● What the task requires: Write out every line of the material exactly as it appears.

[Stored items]
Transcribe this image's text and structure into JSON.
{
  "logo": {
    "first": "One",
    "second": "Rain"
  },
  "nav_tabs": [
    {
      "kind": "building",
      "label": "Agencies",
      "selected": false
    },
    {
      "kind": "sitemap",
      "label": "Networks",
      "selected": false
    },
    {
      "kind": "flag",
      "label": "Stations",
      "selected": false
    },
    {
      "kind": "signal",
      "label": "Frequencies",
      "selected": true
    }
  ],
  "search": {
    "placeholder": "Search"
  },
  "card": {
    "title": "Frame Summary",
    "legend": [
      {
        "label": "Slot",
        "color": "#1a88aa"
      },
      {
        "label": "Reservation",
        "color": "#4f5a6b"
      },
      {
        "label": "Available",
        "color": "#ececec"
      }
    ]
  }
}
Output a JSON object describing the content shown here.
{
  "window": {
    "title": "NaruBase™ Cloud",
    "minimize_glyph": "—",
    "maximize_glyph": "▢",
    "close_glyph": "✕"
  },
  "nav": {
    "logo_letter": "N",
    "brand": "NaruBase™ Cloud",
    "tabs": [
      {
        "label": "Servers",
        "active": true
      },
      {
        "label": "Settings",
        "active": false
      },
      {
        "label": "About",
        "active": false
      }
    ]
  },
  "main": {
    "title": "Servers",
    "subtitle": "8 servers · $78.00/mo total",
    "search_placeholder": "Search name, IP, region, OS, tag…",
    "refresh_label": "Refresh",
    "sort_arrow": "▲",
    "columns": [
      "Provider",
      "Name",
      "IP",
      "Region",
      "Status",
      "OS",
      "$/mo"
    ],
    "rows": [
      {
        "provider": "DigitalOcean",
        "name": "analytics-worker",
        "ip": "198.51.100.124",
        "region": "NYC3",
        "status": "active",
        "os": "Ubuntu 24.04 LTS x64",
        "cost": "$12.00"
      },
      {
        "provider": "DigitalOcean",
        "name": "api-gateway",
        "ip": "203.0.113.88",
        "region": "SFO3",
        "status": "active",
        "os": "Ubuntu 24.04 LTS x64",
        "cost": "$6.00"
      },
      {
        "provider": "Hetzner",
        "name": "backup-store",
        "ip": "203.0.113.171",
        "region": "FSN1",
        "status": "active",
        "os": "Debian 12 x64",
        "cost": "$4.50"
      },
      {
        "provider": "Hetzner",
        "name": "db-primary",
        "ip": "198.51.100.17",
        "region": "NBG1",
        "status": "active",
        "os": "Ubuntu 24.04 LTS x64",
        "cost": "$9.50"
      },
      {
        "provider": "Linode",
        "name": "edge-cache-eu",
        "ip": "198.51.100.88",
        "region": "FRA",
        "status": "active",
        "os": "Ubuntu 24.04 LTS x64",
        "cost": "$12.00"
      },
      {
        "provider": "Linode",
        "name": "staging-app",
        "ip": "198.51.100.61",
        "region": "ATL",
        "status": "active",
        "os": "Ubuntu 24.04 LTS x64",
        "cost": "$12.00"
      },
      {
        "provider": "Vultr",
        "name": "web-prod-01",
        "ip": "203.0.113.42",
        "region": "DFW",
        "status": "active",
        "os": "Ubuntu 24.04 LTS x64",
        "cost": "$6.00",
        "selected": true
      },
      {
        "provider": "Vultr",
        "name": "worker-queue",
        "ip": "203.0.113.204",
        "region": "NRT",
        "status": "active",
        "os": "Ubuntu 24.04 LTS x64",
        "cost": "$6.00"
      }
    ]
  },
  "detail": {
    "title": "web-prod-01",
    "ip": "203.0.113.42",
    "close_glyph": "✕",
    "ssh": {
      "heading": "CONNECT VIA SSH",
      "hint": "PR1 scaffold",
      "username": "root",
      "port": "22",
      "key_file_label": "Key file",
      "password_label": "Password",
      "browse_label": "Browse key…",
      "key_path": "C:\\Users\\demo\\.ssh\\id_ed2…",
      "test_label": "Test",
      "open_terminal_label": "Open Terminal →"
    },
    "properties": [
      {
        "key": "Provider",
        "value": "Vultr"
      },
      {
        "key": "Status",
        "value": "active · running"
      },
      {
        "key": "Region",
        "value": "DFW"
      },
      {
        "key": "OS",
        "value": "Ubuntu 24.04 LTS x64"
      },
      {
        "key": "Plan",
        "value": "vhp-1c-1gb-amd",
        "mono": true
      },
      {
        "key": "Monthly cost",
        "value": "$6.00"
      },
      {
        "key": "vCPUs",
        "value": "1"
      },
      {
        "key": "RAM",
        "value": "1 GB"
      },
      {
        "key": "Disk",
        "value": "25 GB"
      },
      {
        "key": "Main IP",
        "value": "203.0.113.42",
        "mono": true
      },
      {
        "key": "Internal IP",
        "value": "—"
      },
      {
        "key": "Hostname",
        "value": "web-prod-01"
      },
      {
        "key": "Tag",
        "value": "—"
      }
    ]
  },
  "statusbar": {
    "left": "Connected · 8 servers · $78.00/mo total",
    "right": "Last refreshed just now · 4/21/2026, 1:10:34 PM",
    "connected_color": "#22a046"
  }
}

● Reply:
Transcribe this image's text and structure into JSON.
{
  "logo": {
    "first": "One",
    "second": "Rain"
  },
  "nav_tabs": [
    {
      "kind": "building",
      "label": "Agencies",
      "selected": false
    },
    {
      "kind": "sitemap",
      "label": "Networks",
      "selected": false
    },
    {
      "kind": "flag",
      "label": "Stations",
      "selected": false
    },
    {
      "kind": "signal",
      "label": "Frequencies",
      "selected": true
    }
  ],
  "search": {
    "placeholder": "Search"
  },
  "card": {
    "title": "Frame Summary",
    "legend": [
      {
        "label": "Slot",
        "color": "#1a88aa"
      },
      {
        "label": "Reservation",
        "color": "#4f5a6b"
      },
      {
        "label": "Available",
        "color": "#ececec"
      }
    ]
  }
}
Output a JSON object describing the content shown here.
{
  "window": {
    "title": "NaruBase™ Cloud",
    "minimize_glyph": "—",
    "maximize_glyph": "▢",
    "close_glyph": "✕"
  },
  "nav": {
    "logo_letter": "N",
    "brand": "NaruBase™ Cloud",
    "tabs": [
      {
        "label": "Servers",
        "active": true
      },
      {
        "label": "Settings",
        "active": false
      },
      {
        "label": "About",
        "active": false
      }
    ]
  },
  "main": {
    "title": "Servers",
    "subtitle": "8 servers · $78.00/mo total",
    "search_placeholder": "Search name, IP, region, OS, tag…",
    "refresh_label": "Refresh",
    "sort_arrow": "▲",
    "columns": [
      "Provider",
      "Name",
      "IP",
      "Region",
      "Status",
      "OS",
      "$/mo"
    ],
    "rows": [
      {
        "provider": "DigitalOcean",
        "name": "analytics-worker",
        "ip": "198.51.100.124",
        "region": "NYC3",
        "status": "active",
        "os": "Ubuntu 24.04 LTS x64",
        "cost": "$12.00"
      },
      {
        "provider": "DigitalOcean",
        "name": "api-gateway",
        "ip": "203.0.113.88",
        "region": "SFO3",
        "status": "active",
        "os": "Ubuntu 24.04 LTS x64",
        "cost": "$6.00"
      },
      {
        "provider": "Hetzner",
        "name": "backup-store",
        "ip": "203.0.113.171",
        "region": "FSN1",
        "status": "active",
        "os": "Debian 12 x64",
        "cost": "$4.50"
      },
      {
        "provider": "Hetzner",
        "name": "db-primary",
        "ip": "198.51.100.17",
        "region": "NBG1",
        "status": "active",
        "os": "Ubuntu 24.04 LTS x64",
        "cost": "$9.50"
      },
      {
        "provider": "Linode",
        "name": "edge-cache-eu",
        "ip": "198.51.100.88",
        "region": "FRA",
        "status": "active",
        "os": "Ubuntu 24.04 LTS x64",
        "cost": "$12.00"
      },
      {
        "provider": "Linode",
        "name": "staging-app",
        "ip": "198.51.100.61",
        "region": "ATL",
        "status": "active",
        "os": "Ubuntu 24.04 LTS x64",
        "cost": "$12.00"
      },
      {
        "provider": "Vultr",
        "name": "web-prod-01",
        "ip": "203.0.113.42",
        "region": "DFW",
        "status": "active",
        "os": "Ubuntu 24.04 LTS x64",
        "cost": "$6.00",
        "selected": true
      },
      {
        "provider": "Vultr",
        "name": "worker-queue",
        "ip": "203.0.113.204",
        "region": "NRT",
        "status": "active",
        "os": "Ubuntu 24.04 LTS x64",
        "cost": "$6.00"
      }
    ]
  },
  "detail": {
    "title": "web-prod-01",
    "ip": "203.0.113.42",
    "close_glyph": "✕",
    "ssh": {
      "heading": "CONNECT VIA SSH",
      "hint": "PR1 scaffold",
      "username": "root",
      "port": "22",
      "key_file_label": "Key file",
      "password_label": "Password",
      "browse_label": "Browse key…",
      "key_path": "C:\\Users\\demo\\.ssh\\id_ed2…",
      "test_label": "Test",
      "open_terminal_label": "Open Terminal →"
    },
    "properties": [
      {
        "key": "Provider",
        "value": "Vultr"
      },
      {
        "key": "Status",
        "value": "active · running"
      },
      {
        "key": "Region",
        "value": "DFW"
      },
      {
        "key": "OS",
        "value": "Ubuntu 24.04 LTS x64"
      },
      {
        "key": "Plan",
        "value": "vhp-1c-1gb-amd",
        "mono": true
      },
      {
        "key": "Monthly cost",
        "value": "$6.00"
      },
      {
        "key": "vCPUs",
        "value": "1"
      },
      {
        "key": "RAM",
        "value": "1 GB"
      },
      {
        "key": "Disk",
        "value": "25 GB"
      },
      {
        "key": "Main IP",
        "value": "203.0.113.42",
        "mono": true
      },
      {
        "key": "Internal IP",
        "value": "—"
      },
      {
        "key": "Hostname",
        "value": "web-prod-01"
      },
      {
        "key": "Tag",
        "value": "—"
      }
    ]
  },
  "statusbar": {
    "left": "Connected · 8 servers · $78.00/mo total",
    "right": "Last refreshed just now · 4/21/2026, 1:10:34 PM",
    "connected_color": "#22a046"
  }
}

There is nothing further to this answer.